▶ _Supplied material_:
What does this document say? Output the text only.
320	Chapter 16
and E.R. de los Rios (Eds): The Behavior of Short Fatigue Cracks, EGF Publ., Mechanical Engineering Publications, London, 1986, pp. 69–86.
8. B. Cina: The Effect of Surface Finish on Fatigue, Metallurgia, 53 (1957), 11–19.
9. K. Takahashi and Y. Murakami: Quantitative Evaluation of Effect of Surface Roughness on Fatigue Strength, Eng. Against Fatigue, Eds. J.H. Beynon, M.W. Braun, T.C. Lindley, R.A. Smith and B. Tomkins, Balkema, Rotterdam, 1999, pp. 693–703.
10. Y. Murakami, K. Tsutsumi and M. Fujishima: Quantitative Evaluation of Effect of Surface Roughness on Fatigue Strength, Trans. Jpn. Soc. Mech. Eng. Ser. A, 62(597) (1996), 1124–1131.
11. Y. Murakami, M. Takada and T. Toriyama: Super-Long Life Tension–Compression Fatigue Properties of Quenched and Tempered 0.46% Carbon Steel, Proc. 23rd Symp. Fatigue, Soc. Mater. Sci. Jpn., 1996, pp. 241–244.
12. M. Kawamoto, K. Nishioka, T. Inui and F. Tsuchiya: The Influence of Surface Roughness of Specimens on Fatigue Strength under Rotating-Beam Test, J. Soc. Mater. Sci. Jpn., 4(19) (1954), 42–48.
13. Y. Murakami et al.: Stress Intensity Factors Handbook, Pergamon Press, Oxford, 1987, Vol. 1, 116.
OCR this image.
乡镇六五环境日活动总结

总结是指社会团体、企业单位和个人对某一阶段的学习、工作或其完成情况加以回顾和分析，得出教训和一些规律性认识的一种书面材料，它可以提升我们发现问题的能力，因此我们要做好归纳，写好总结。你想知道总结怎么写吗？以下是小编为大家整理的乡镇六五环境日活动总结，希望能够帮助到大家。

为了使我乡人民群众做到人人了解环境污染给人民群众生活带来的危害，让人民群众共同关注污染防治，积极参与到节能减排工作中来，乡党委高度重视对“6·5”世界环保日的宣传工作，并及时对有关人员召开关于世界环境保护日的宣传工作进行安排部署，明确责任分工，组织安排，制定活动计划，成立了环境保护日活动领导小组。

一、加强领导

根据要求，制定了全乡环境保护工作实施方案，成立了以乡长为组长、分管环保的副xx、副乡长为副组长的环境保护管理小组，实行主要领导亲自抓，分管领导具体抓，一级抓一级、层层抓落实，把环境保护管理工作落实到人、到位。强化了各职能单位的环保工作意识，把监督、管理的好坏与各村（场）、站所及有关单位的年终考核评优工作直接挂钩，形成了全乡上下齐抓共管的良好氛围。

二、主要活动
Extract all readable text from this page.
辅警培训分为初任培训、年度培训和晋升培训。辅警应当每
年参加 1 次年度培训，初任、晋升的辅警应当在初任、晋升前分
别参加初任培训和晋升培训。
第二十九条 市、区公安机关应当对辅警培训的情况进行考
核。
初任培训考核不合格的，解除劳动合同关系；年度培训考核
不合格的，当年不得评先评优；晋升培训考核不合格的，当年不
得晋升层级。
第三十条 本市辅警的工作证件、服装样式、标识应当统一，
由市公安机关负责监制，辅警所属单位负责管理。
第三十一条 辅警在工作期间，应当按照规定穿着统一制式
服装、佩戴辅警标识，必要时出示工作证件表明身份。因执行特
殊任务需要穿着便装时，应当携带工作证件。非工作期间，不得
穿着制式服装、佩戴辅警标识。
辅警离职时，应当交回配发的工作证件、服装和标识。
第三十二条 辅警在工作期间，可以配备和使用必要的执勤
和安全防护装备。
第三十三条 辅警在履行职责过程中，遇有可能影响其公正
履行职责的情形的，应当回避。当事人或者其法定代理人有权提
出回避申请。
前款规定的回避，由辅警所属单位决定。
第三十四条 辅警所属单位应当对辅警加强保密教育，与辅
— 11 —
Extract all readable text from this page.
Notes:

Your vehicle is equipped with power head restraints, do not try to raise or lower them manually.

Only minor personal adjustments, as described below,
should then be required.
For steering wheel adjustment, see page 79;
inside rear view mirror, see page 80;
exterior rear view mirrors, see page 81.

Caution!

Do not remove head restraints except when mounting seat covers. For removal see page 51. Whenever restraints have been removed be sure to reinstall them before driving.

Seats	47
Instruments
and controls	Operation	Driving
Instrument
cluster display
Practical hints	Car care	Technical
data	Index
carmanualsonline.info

▶ _Requirements_:
Retype the data exactly as given.

▶ _Written response_:
What does this document say? Output the text only.
320	Chapter 16
and E.R. de los Rios (Eds): The Behavior of Short Fatigue Cracks, EGF Publ., Mechanical Engineering Publications, London, 1986, pp. 69–86.
8. B. Cina: The Effect of Surface Finish on Fatigue, Metallurgia, 53 (1957), 11–19.
9. K. Takahashi and Y. Murakami: Quantitative Evaluation of Effect of Surface Roughness on Fatigue Strength, Eng. Against Fatigue, Eds. J.H. Beynon, M.W. Braun, T.C. Lindley, R.A. Smith and B. Tomkins, Balkema, Rotterdam, 1999, pp. 693–703.
10. Y. Murakami, K. Tsutsumi and M. Fujishima: Quantitative Evaluation of Effect of Surface Roughness on Fatigue Strength, Trans. Jpn. Soc. Mech. Eng. Ser. A, 62(597) (1996), 1124–1131.
11. Y. Murakami, M. Takada and T. Toriyama: Super-Long Life Tension–Compression Fatigue Properties of Quenched and Tempered 0.46% Carbon Steel, Proc. 23rd Symp. Fatigue, Soc. Mater. Sci. Jpn., 1996, pp. 241–244.
12. M. Kawamoto, K. Nishioka, T. Inui and F. Tsuchiya: The Influence of Surface Roughness of Specimens on Fatigue Strength under Rotating-Beam Test, J. Soc. Mater. Sci. Jpn., 4(19) (1954), 42–48.
13. Y. Murakami et al.: Stress Intensity Factors Handbook, Pergamon Press, Oxford, 1987, Vol. 1, 116.
OCR this image.
乡镇六五环境日活动总结

总结是指社会团体、企业单位和个人对某一阶段的学习、工作或其完成情况加以回顾和分析，得出教训和一些规律性认识的一种书面材料，它可以提升我们发现问题的能力，因此我们要做好归纳，写好总结。你想知道总结怎么写吗？以下是小编为大家整理的乡镇六五环境日活动总结，希望能够帮助到大家。

为了使我乡人民群众做到人人了解环境污染给人民群众生活带来的危害，让人民群众共同关注污染防治，积极参与到节能减排工作中来，乡党委高度重视对“6·5”世界环保日的宣传工作，并及时对有关人员召开关于世界环境保护日的宣传工作进行安排部署，明确责任分工，组织安排，制定活动计划，成立了环境保护日活动领导小组。

一、加强领导

根据要求，制定了全乡环境保护工作实施方案，成立了以乡长为组长、分管环保的副xx、副乡长为副组长的环境保护管理小组，实行主要领导亲自抓，分管领导具体抓，一级抓一级、层层抓落实，把环境保护管理工作落实到人、到位。强化了各职能单位的环保工作意识，把监督、管理的好坏与各村（场）、站所及有关单位的年终考核评优工作直接挂钩，形成了全乡上下齐抓共管的良好氛围。

二、主要活动
Extract all readable text from this page.
辅警培训分为初任培训、年度培训和晋升培训。辅警应当每
年参加 1 次年度培训，初任、晋升的辅警应当在初任、晋升前分
别参加初任培训和晋升培训。
第二十九条 市、区公安机关应当对辅警培训的情况进行考
核。
初任培训考核不合格的，解除劳动合同关系；年度培训考核
不合格的，当年不得评先评优；晋升培训考核不合格的，当年不
得晋升层级。
第三十条 本市辅警的工作证件、服装样式、标识应当统一，
由市公安机关负责监制，辅警所属单位负责管理。
第三十一条 辅警在工作期间，应当按照规定穿着统一制式
服装、佩戴辅警标识，必要时出示工作证件表明身份。因执行特
殊任务需要穿着便装时，应当携带工作证件。非工作期间，不得
穿着制式服装、佩戴辅警标识。
辅警离职时，应当交回配发的工作证件、服装和标识。
第三十二条 辅警在工作期间，可以配备和使用必要的执勤
和安全防护装备。
第三十三条 辅警在履行职责过程中，遇有可能影响其公正
履行职责的情形的，应当回避。当事人或者其法定代理人有权提
出回避申请。
前款规定的回避，由辅警所属单位决定。
第三十四条 辅警所属单位应当对辅警加强保密教育，与辅
— 11 —
Extract all readable text from this page.
Notes:

Your vehicle is equipped with power head restraints, do not try to raise or lower them manually.

Only minor personal adjustments, as described below,
should then be required.
For steering wheel adjustment, see page 79;
inside rear view mirror, see page 80;
exterior rear view mirrors, see page 81.

Caution!

Do not remove head restraints except when mounting seat covers. For removal see page 51. Whenever restraints have been removed be sure to reinstall them before driving.

Seats	47
Instruments
and controls	Operation	Driving
Instrument
cluster display
Practical hints	Car care	Technical
data	Index
carmanualsonline.info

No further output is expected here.